*What to produce*
Could you write out every record below exactly, leaving out any pictures?

*Working data*
◇ ◇ ◇ ◇

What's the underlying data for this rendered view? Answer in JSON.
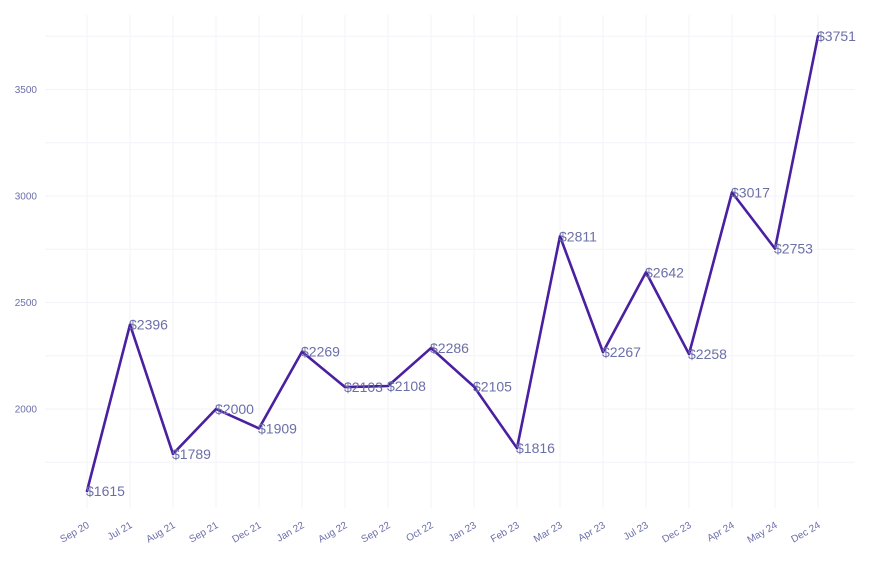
{
  "chart_data": {
    "type": "line",
    "title": "",
    "xlabel": "",
    "ylabel": "",
    "categories": [
      "Sep 20",
      "Jul 21",
      "Aug 21",
      "Sep 21",
      "Dec 21",
      "Jan 22",
      "Aug 22",
      "Sep 22",
      "Oct 22",
      "Jan 23",
      "Feb 23",
      "Mar 23",
      "Apr 23",
      "Jul 23",
      "Dec 23",
      "Apr 24",
      "May 24",
      "Dec 24"
    ],
    "values": [
      1615,
      2396,
      1789,
      2000,
      1909,
      2269,
      2103,
      2108,
      2286,
      2105,
      1816,
      2811,
      2267,
      2642,
      2258,
      3017,
      2753,
      3751
    ],
    "data_labels": [
      "$1615",
      "$2396",
      "$1789",
      "$2000",
      "$1909",
      "$2269",
      "$2103",
      "$2108",
      "$2286",
      "$2105",
      "$1816",
      "$2811",
      "$2267",
      "$2642",
      "$2258",
      "$3017",
      "$2753",
      "$3751"
    ],
    "yticks": [
      2000,
      2500,
      3000,
      3500
    ],
    "ytick_labels": [
      "2000",
      "2500",
      "3000",
      "3500"
    ],
    "ylim": [
      1500,
      3800
    ],
    "grid": true,
    "legend": "none",
    "colors": {
      "line": "#4a1fa0",
      "text": "#6b6fa8",
      "grid": "#f3f3f8"
    }
  }
}
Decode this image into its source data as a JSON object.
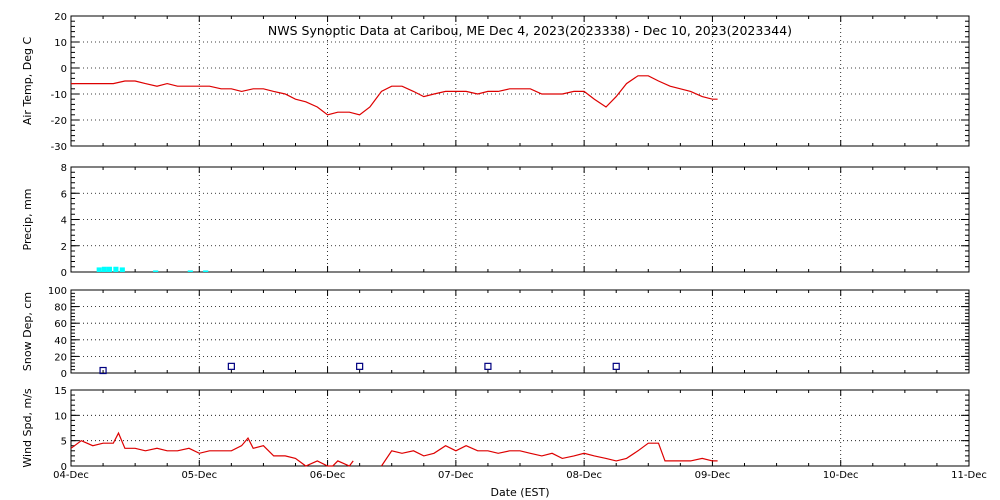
{
  "chart_data": {
    "type": "line",
    "title": "NWS Synoptic Data at Caribou, ME   Dec  4, 2023(2023338) - Dec 10, 2023(2023344)",
    "xlabel": "Date (EST)",
    "x_ticks": [
      "04-Dec",
      "05-Dec",
      "06-Dec",
      "07-Dec",
      "08-Dec",
      "09-Dec",
      "10-Dec",
      "11-Dec"
    ],
    "x_range": [
      0,
      7
    ],
    "grid": true,
    "colors": {
      "temp": "#dd0000",
      "precip": "#00ffff",
      "snow": "#000080",
      "wind": "#dd0000"
    },
    "panels": [
      {
        "id": "temp",
        "type": "line",
        "ylabel": "Air Temp, Deg C",
        "ylim": [
          -30,
          20
        ],
        "yticks": [
          -30,
          -20,
          -10,
          0,
          10,
          20
        ],
        "x": [
          0,
          0.33,
          0.42,
          0.5,
          0.58,
          0.67,
          0.75,
          0.83,
          0.92,
          1.0,
          1.08,
          1.17,
          1.25,
          1.33,
          1.42,
          1.5,
          1.58,
          1.67,
          1.75,
          1.83,
          1.92,
          2.0,
          2.08,
          2.17,
          2.25,
          2.33,
          2.42,
          2.5,
          2.58,
          2.67,
          2.75,
          2.83,
          2.92,
          3.0,
          3.08,
          3.17,
          3.25,
          3.33,
          3.42,
          3.5,
          3.58,
          3.67,
          3.75,
          3.83,
          3.92,
          4.0,
          4.08,
          4.17,
          4.25,
          4.33,
          4.42,
          4.5,
          4.58,
          4.67,
          4.75,
          4.83,
          4.92,
          5.0,
          5.04
        ],
        "y": [
          -6,
          -6,
          -5,
          -5,
          -6,
          -7,
          -6,
          -7,
          -7,
          -7,
          -7,
          -8,
          -8,
          -9,
          -8,
          -8,
          -9,
          -10,
          -12,
          -13,
          -15,
          -18,
          -17,
          -17,
          -18,
          -15,
          -9,
          -7,
          -7,
          -9,
          -11,
          -10,
          -9,
          -9,
          -9,
          -10,
          -9,
          -9,
          -8,
          -8,
          -8,
          -10,
          -10,
          -10,
          -9,
          -9,
          -12,
          -15,
          -11,
          -6,
          -3,
          -3,
          -5,
          -7,
          -8,
          -9,
          -11,
          -12,
          -12
        ]
      },
      {
        "id": "precip",
        "type": "bar",
        "ylabel": "Precip, mm",
        "ylim": [
          0,
          8
        ],
        "yticks": [
          0,
          2,
          4,
          6,
          8
        ],
        "bar_width": 0.04,
        "x": [
          0.22,
          0.26,
          0.3,
          0.35,
          0.4,
          0.66,
          0.93,
          1.05
        ],
        "values": [
          0.35,
          0.4,
          0.4,
          0.4,
          0.35,
          0.12,
          0.12,
          0.12
        ]
      },
      {
        "id": "snow",
        "type": "scatter",
        "ylabel": "Snow Dep, cm",
        "ylim": [
          0,
          100
        ],
        "yticks": [
          0,
          20,
          40,
          60,
          80,
          100
        ],
        "x": [
          0.25,
          1.25,
          2.25,
          3.25,
          4.25
        ],
        "y": [
          3,
          8,
          8,
          8,
          8
        ]
      },
      {
        "id": "wind",
        "type": "line",
        "ylabel": "Wind Spd, m/s",
        "ylim": [
          0,
          15
        ],
        "yticks": [
          0,
          5,
          10,
          15
        ],
        "segments": [
          {
            "x": [
              0,
              0.08,
              0.17,
              0.25,
              0.33,
              0.37,
              0.42,
              0.5,
              0.58,
              0.67,
              0.75,
              0.83,
              0.92,
              1.0,
              1.08,
              1.17,
              1.25,
              1.33,
              1.38,
              1.42,
              1.5,
              1.58,
              1.67,
              1.75,
              1.83,
              1.92,
              2.0,
              2.04,
              2.08,
              2.17,
              2.2
            ],
            "y": [
              3.5,
              5,
              4,
              4.5,
              4.5,
              6.5,
              3.5,
              3.5,
              3,
              3.5,
              3,
              3,
              3.5,
              2.5,
              3,
              3,
              3,
              4,
              5.5,
              3.5,
              4,
              2,
              2,
              1.5,
              0,
              1,
              0,
              0,
              1,
              0,
              1
            ]
          },
          {
            "x": [
              2.42,
              2.5,
              2.58,
              2.67,
              2.75,
              2.83,
              2.92,
              3.0,
              3.08,
              3.17,
              3.25,
              3.33,
              3.42,
              3.5,
              3.58,
              3.67,
              3.75,
              3.83,
              3.92,
              4.0,
              4.08,
              4.17,
              4.25,
              4.33,
              4.42,
              4.5,
              4.58,
              4.63,
              4.67,
              4.75,
              4.83,
              4.92,
              5.0,
              5.04
            ],
            "y": [
              0,
              3,
              2.5,
              3,
              2,
              2.5,
              4,
              3,
              4,
              3,
              3,
              2.5,
              3,
              3,
              2.5,
              2,
              2.5,
              1.5,
              2,
              2.5,
              2,
              1.5,
              1,
              1.5,
              3,
              4.5,
              4.5,
              1,
              1,
              1,
              1,
              1.5,
              1,
              1
            ]
          }
        ]
      }
    ]
  }
}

◇ ◇ ◇ ◇

*Full answer*
What's the underlying data for this rendered view? Answer in JSON.
{
  "chart_data": {
    "type": "line",
    "title": "",
    "xlabel": "",
    "ylabel": "",
    "categories": [
      "Sep 20",
      "Jul 21",
      "Aug 21",
      "Sep 21",
      "Dec 21",
      "Jan 22",
      "Aug 22",
      "Sep 22",
      "Oct 22",
      "Jan 23",
      "Feb 23",
      "Mar 23",
      "Apr 23",
      "Jul 23",
      "Dec 23",
      "Apr 24",
      "May 24",
      "Dec 24"
    ],
    "values": [
      1615,
      2396,
      1789,
      2000,
      1909,
      2269,
      2103,
      2108,
      2286,
      2105,
      1816,
      2811,
      2267,
      2642,
      2258,
      3017,
      2753,
      3751
    ],
    "data_labels": [
      "$1615",
      "$2396",
      "$1789",
      "$2000",
      "$1909",
      "$2269",
      "$2103",
      "$2108",
      "$2286",
      "$2105",
      "$1816",
      "$2811",
      "$2267",
      "$2642",
      "$2258",
      "$3017",
      "$2753",
      "$3751"
    ],
    "yticks": [
      2000,
      2500,
      3000,
      3500
    ],
    "ytick_labels": [
      "2000",
      "2500",
      "3000",
      "3500"
    ],
    "ylim": [
      1500,
      3800
    ],
    "grid": true,
    "legend": "none",
    "colors": {
      "line": "#4a1fa0",
      "text": "#6b6fa8",
      "grid": "#f3f3f8"
    }
  }
}
Decode this image into its source data as a JSON object.
{
  "chart_data": {
    "type": "line",
    "title": "NWS Synoptic Data at Caribou, ME   Dec  4, 2023(2023338) - Dec 10, 2023(2023344)",
    "xlabel": "Date (EST)",
    "x_ticks": [
      "04-Dec",
      "05-Dec",
      "06-Dec",
      "07-Dec",
      "08-Dec",
      "09-Dec",
      "10-Dec",
      "11-Dec"
    ],
    "x_range": [
      0,
      7
    ],
    "grid": true,
    "colors": {
      "temp": "#dd0000",
      "precip": "#00ffff",
      "snow": "#000080",
      "wind": "#dd0000"
    },
    "panels": [
      {
        "id": "temp",
        "type": "line",
        "ylabel": "Air Temp, Deg C",
        "ylim": [
          -30,
          20
        ],
        "yticks": [
          -30,
          -20,
          -10,
          0,
          10,
          20
        ],
        "x": [
          0,
          0.33,
          0.42,
          0.5,
          0.58,
          0.67,
          0.75,
          0.83,
          0.92,
          1.0,
          1.08,
          1.17,
          1.25,
          1.33,
          1.42,
          1.5,
          1.58,
          1.67,
          1.75,
          1.83,
          1.92,
          2.0,
          2.08,
          2.17,
          2.25,
          2.33,
          2.42,
          2.5,
          2.58,
          2.67,
          2.75,
          2.83,
          2.92,
          3.0,
          3.08,
          3.17,
          3.25,
          3.33,
          3.42,
          3.5,
          3.58,
          3.67,
          3.75,
          3.83,
          3.92,
          4.0,
          4.08,
          4.17,
          4.25,
          4.33,
          4.42,
          4.5,
          4.58,
          4.67,
          4.75,
          4.83,
          4.92,
          5.0,
          5.04
        ],
        "y": [
          -6,
          -6,
          -5,
          -5,
          -6,
          -7,
          -6,
          -7,
          -7,
          -7,
          -7,
          -8,
          -8,
          -9,
          -8,
          -8,
          -9,
          -10,
          -12,
          -13,
          -15,
          -18,
          -17,
          -17,
          -18,
          -15,
          -9,
          -7,
          -7,
          -9,
          -11,
          -10,
          -9,
          -9,
          -9,
          -10,
          -9,
          -9,
          -8,
          -8,
          -8,
          -10,
          -10,
          -10,
          -9,
          -9,
          -12,
          -15,
          -11,
          -6,
          -3,
          -3,
          -5,
          -7,
          -8,
          -9,
          -11,
          -12,
          -12
        ]
      },
      {
        "id": "precip",
        "type": "bar",
        "ylabel": "Precip, mm",
        "ylim": [
          0,
          8
        ],
        "yticks": [
          0,
          2,
          4,
          6,
          8
        ],
        "bar_width": 0.04,
        "x": [
          0.22,
          0.26,
          0.3,
          0.35,
          0.4,
          0.66,
          0.93,
          1.05
        ],
        "values": [
          0.35,
          0.4,
          0.4,
          0.4,
          0.35,
          0.12,
          0.12,
          0.12
        ]
      },
      {
        "id": "snow",
        "type": "scatter",
        "ylabel": "Snow Dep, cm",
        "ylim": [
          0,
          100
        ],
        "yticks": [
          0,
          20,
          40,
          60,
          80,
          100
        ],
        "x": [
          0.25,
          1.25,
          2.25,
          3.25,
          4.25
        ],
        "y": [
          3,
          8,
          8,
          8,
          8
        ]
      },
      {
        "id": "wind",
        "type": "line",
        "ylabel": "Wind Spd, m/s",
        "ylim": [
          0,
          15
        ],
        "yticks": [
          0,
          5,
          10,
          15
        ],
        "segments": [
          {
            "x": [
              0,
              0.08,
              0.17,
              0.25,
              0.33,
              0.37,
              0.42,
              0.5,
              0.58,
              0.67,
              0.75,
              0.83,
              0.92,
              1.0,
              1.08,
              1.17,
              1.25,
              1.33,
              1.38,
              1.42,
              1.5,
              1.58,
              1.67,
              1.75,
              1.83,
              1.92,
              2.0,
              2.04,
              2.08,
              2.17,
              2.2
            ],
            "y": [
              3.5,
              5,
              4,
              4.5,
              4.5,
              6.5,
              3.5,
              3.5,
              3,
              3.5,
              3,
              3,
              3.5,
              2.5,
              3,
              3,
              3,
              4,
              5.5,
              3.5,
              4,
              2,
              2,
              1.5,
              0,
              1,
              0,
              0,
              1,
              0,
              1
            ]
          },
          {
            "x": [
              2.42,
              2.5,
              2.58,
              2.67,
              2.75,
              2.83,
              2.92,
              3.0,
              3.08,
              3.17,
              3.25,
              3.33,
              3.42,
              3.5,
              3.58,
              3.67,
              3.75,
              3.83,
              3.92,
              4.0,
              4.08,
              4.17,
              4.25,
              4.33,
              4.42,
              4.5,
              4.58,
              4.63,
              4.67,
              4.75,
              4.83,
              4.92,
              5.0,
              5.04
            ],
            "y": [
              0,
              3,
              2.5,
              3,
              2,
              2.5,
              4,
              3,
              4,
              3,
              3,
              2.5,
              3,
              3,
              2.5,
              2,
              2.5,
              1.5,
              2,
              2.5,
              2,
              1.5,
              1,
              1.5,
              3,
              4.5,
              4.5,
              1,
              1,
              1,
              1,
              1.5,
              1,
              1
            ]
          }
        ]
      }
    ]
  }
}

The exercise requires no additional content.